» **Problem description**: Rewrite each of the items below, replacing every "post-line" with "text-line" and leaving the rest untouched.

» **Input**:

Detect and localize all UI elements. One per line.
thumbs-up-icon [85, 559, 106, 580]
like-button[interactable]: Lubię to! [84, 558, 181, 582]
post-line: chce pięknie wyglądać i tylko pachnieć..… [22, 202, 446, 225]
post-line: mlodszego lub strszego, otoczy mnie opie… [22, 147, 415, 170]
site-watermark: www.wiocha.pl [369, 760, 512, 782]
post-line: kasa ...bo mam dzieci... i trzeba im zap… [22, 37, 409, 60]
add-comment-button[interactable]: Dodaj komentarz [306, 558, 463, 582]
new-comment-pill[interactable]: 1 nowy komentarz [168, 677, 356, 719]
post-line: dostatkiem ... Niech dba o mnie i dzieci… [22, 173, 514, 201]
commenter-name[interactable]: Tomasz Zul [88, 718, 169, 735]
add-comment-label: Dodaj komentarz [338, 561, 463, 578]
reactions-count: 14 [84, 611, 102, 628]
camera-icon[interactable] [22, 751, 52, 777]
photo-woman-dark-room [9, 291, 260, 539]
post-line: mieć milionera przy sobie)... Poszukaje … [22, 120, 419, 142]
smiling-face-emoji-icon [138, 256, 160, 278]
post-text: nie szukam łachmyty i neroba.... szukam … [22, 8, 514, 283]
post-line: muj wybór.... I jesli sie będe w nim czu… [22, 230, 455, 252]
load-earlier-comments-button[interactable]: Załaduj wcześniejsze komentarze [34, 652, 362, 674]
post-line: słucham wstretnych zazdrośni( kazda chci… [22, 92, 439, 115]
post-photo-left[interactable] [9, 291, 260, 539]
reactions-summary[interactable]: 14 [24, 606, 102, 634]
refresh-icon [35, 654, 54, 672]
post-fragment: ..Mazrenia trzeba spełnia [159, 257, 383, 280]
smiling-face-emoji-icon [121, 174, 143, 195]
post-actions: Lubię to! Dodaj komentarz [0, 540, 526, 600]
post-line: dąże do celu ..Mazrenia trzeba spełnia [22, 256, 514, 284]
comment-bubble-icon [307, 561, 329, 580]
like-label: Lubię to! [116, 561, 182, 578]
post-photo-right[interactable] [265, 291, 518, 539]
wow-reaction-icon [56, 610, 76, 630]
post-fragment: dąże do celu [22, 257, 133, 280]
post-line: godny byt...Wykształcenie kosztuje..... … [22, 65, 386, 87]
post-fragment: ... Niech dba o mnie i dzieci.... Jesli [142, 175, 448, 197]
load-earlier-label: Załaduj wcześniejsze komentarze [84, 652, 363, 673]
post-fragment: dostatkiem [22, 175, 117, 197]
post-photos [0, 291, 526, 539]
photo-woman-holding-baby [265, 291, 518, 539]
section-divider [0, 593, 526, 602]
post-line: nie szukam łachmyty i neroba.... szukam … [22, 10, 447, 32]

» **Output of the exercise**:
Detect and localize all UI elements. One per line.
thumbs-up-icon [85, 559, 106, 580]
like-button[interactable]: Lubię to! [84, 558, 181, 582]
text-line: chce pięknie wyglądać i tylko pachnieć..… [22, 202, 446, 225]
text-line: mlodszego lub strszego, otoczy mnie opie… [22, 147, 415, 170]
site-watermark: www.wiocha.pl [369, 760, 512, 782]
text-line: kasa ...bo mam dzieci... i trzeba im zap… [22, 37, 409, 60]
add-comment-button[interactable]: Dodaj komentarz [306, 558, 463, 582]
new-comment-pill[interactable]: 1 nowy komentarz [168, 677, 356, 719]
text-line: dostatkiem ... Niech dba o mnie i dzieci… [22, 173, 514, 201]
commenter-name[interactable]: Tomasz Zul [88, 718, 169, 735]
add-comment-label: Dodaj komentarz [338, 561, 463, 578]
reactions-count: 14 [84, 611, 102, 628]
camera-icon[interactable] [22, 751, 52, 777]
photo-woman-dark-room [9, 291, 260, 539]
text-line: mieć milionera przy sobie)... Poszukaje … [22, 120, 419, 142]
smiling-face-emoji-icon [138, 256, 160, 278]
post-text: nie szukam łachmyty i neroba.... szukam … [22, 8, 514, 283]
text-line: muj wybór.... I jesli sie będe w nim czu… [22, 230, 455, 252]
load-earlier-comments-button[interactable]: Załaduj wcześniejsze komentarze [34, 652, 362, 674]
text-line: słucham wstretnych zazdrośni( kazda chci… [22, 92, 439, 115]
post-photo-left[interactable] [9, 291, 260, 539]
reactions-summary[interactable]: 14 [24, 606, 102, 634]
refresh-icon [35, 654, 54, 672]
post-fragment: ..Mazrenia trzeba spełnia [159, 257, 383, 280]
smiling-face-emoji-icon [121, 174, 143, 195]
post-actions: Lubię to! Dodaj komentarz [0, 540, 526, 600]
text-line: dąże do celu ..Mazrenia trzeba spełnia [22, 256, 514, 284]
comment-bubble-icon [307, 561, 329, 580]
like-label: Lubię to! [116, 561, 182, 578]
post-photo-right[interactable] [265, 291, 518, 539]
wow-reaction-icon [56, 610, 76, 630]
post-fragment: dąże do celu [22, 257, 133, 280]
text-line: godny byt...Wykształcenie kosztuje..... … [22, 65, 386, 87]
post-fragment: ... Niech dba o mnie i dzieci.... Jesli [142, 175, 448, 197]
load-earlier-label: Załaduj wcześniejsze komentarze [84, 652, 363, 673]
post-fragment: dostatkiem [22, 175, 117, 197]
post-photos [0, 291, 526, 539]
photo-woman-holding-baby [265, 291, 518, 539]
section-divider [0, 593, 526, 602]
text-line: nie szukam łachmyty i neroba.... szukam … [22, 10, 447, 32]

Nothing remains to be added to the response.